■ **To be done**:
Search the data below for the string "close". Extract every line that contains it.
#### Records for this exercise
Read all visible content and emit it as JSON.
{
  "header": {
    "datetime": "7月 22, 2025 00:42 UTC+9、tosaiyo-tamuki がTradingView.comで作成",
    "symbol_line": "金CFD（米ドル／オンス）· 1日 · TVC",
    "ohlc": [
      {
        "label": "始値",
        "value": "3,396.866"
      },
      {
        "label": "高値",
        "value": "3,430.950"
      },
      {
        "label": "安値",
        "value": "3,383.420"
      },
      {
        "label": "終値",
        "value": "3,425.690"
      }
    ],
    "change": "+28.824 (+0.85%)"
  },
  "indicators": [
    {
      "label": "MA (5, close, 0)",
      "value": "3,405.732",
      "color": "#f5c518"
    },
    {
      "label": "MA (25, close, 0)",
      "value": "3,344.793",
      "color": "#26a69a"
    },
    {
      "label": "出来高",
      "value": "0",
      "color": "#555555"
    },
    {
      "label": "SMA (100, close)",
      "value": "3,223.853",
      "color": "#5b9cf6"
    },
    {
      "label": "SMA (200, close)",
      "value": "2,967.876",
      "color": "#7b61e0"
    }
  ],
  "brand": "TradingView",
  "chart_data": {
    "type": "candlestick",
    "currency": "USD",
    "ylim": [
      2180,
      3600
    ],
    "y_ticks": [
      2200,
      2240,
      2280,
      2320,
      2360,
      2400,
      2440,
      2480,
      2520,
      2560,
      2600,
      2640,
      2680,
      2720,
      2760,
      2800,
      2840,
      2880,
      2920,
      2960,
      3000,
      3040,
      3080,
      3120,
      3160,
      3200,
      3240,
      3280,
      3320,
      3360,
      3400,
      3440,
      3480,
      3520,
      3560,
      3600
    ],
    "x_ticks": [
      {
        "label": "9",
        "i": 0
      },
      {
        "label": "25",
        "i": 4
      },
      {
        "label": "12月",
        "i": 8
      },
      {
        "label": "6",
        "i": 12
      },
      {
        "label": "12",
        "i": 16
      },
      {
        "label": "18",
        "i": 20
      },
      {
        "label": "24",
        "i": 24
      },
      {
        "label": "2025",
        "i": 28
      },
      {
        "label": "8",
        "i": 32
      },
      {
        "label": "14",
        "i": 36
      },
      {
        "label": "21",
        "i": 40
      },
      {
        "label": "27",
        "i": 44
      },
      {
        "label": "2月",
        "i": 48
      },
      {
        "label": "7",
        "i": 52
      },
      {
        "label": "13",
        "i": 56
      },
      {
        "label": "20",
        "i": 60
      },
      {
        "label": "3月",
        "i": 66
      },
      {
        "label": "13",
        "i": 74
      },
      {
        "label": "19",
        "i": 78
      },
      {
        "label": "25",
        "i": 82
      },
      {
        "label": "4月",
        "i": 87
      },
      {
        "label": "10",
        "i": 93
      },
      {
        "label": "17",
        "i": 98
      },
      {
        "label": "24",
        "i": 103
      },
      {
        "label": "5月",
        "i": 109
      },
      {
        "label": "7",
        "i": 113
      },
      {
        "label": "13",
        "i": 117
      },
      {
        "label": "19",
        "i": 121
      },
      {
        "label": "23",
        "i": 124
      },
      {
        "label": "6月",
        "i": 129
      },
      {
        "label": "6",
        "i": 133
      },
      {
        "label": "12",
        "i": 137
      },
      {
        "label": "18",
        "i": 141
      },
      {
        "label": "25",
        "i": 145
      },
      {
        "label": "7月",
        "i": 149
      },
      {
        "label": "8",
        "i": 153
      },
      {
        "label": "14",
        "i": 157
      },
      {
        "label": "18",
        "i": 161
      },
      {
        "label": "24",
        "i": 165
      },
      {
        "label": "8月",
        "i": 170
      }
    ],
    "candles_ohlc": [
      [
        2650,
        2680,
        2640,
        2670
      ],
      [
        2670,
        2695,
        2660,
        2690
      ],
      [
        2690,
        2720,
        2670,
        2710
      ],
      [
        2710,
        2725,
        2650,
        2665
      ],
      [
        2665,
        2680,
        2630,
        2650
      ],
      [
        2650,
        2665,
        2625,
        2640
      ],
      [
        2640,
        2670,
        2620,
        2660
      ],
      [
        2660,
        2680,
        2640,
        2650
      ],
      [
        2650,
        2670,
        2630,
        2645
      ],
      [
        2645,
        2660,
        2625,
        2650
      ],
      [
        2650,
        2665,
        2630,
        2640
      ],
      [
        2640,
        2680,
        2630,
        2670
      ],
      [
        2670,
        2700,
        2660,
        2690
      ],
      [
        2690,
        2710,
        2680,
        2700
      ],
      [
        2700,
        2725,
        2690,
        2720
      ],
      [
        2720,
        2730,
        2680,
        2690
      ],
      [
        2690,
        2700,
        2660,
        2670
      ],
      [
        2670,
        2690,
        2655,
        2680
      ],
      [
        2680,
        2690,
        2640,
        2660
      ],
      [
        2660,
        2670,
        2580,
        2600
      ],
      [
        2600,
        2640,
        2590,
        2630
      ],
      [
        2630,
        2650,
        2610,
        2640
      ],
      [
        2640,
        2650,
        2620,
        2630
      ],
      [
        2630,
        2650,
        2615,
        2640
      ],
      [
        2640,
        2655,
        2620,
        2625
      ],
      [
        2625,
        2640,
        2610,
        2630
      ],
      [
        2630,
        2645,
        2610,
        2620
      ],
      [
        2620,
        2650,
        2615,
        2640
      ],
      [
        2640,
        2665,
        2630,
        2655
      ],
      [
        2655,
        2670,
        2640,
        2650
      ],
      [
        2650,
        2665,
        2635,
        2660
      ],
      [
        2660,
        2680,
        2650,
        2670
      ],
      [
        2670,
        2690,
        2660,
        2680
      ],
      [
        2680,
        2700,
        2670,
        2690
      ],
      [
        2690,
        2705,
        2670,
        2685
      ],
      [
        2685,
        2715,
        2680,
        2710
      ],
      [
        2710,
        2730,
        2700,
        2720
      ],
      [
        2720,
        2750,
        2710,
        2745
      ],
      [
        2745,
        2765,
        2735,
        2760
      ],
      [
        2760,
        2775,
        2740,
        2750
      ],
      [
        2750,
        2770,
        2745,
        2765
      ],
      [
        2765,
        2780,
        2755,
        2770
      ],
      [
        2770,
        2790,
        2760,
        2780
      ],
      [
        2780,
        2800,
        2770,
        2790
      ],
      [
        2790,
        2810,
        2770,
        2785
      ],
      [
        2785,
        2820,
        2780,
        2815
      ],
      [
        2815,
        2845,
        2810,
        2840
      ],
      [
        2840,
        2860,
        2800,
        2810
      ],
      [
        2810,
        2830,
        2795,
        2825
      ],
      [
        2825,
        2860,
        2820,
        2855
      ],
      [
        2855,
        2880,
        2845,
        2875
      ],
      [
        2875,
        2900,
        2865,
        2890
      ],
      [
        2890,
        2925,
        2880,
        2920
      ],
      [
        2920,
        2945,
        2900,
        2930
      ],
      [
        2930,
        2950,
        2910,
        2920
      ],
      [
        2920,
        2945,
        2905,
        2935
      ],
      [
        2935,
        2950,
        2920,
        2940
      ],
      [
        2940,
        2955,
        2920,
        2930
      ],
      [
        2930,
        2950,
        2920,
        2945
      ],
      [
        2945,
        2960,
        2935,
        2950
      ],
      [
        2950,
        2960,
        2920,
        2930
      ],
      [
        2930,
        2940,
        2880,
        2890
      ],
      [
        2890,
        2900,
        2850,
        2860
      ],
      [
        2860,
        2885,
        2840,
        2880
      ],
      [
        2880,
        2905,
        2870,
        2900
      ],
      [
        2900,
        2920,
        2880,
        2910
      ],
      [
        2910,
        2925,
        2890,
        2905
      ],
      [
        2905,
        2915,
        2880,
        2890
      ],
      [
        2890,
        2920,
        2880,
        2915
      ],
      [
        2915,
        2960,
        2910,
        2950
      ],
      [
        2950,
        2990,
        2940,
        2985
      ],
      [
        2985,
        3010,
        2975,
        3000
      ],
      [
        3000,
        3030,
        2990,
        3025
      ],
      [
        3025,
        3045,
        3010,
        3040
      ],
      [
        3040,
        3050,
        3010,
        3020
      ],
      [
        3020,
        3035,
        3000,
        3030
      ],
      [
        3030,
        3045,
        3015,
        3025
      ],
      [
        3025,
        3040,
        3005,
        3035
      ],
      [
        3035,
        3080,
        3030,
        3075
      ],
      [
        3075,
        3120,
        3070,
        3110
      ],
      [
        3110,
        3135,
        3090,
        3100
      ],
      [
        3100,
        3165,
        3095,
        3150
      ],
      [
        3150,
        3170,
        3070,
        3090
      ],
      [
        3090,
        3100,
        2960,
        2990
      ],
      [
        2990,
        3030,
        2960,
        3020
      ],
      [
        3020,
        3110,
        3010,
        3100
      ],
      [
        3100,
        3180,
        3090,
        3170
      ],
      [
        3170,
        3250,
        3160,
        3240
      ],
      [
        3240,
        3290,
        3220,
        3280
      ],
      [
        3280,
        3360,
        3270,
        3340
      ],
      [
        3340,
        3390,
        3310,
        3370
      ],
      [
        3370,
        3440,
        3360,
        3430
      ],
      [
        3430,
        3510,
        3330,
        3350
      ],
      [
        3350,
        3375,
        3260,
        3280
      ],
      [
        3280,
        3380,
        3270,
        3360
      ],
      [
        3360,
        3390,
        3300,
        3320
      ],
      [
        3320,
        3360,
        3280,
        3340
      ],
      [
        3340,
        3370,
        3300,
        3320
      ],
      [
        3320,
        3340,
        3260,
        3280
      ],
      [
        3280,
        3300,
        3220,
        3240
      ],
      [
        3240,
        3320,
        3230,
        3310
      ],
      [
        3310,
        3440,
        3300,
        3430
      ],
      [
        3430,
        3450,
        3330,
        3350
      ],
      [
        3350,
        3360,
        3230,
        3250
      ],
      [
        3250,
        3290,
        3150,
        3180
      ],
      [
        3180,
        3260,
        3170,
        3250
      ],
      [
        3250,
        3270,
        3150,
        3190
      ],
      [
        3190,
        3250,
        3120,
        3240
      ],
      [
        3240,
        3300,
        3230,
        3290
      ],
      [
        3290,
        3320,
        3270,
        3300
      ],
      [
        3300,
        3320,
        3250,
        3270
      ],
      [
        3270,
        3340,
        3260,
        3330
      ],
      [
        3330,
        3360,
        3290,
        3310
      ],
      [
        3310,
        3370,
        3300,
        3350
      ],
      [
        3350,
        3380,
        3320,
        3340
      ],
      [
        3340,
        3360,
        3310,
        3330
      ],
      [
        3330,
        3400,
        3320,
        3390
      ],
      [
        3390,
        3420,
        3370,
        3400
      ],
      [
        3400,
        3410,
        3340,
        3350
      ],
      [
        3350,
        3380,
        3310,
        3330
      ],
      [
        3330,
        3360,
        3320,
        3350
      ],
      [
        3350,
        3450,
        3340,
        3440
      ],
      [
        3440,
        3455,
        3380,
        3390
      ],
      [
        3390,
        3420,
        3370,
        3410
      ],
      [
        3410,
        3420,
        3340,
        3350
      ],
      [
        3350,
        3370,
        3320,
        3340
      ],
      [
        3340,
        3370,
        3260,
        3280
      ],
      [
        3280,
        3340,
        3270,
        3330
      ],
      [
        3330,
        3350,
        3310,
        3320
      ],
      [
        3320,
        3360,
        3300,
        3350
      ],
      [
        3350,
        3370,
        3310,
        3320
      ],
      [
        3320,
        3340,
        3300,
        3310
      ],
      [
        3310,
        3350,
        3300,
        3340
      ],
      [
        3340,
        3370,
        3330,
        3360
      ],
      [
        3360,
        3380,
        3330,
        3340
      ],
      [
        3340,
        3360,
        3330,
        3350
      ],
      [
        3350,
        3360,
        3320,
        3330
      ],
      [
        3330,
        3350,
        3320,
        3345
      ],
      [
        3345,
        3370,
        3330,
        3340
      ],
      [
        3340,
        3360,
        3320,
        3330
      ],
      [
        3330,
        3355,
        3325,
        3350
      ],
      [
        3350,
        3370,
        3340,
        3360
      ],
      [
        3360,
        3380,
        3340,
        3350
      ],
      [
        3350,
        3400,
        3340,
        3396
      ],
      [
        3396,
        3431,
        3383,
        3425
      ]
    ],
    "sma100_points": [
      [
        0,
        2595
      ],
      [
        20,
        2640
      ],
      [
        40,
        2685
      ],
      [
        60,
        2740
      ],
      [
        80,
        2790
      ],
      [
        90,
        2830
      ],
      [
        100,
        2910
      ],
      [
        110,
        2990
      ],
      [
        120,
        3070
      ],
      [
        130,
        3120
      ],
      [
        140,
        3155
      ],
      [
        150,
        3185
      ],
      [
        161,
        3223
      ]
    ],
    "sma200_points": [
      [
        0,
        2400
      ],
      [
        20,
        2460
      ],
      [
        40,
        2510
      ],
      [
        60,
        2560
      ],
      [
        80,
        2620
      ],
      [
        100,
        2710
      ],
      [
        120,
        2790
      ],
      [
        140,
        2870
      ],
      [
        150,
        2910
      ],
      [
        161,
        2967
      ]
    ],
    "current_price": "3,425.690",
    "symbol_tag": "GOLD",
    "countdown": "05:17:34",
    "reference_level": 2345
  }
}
########
■ **Reply to the exercise**:
      "label": "MA (5, close, 0)",
      "label": "MA (25, close, 0)",
      "label": "SMA (100, close)",
      "label": "SMA (200, close)",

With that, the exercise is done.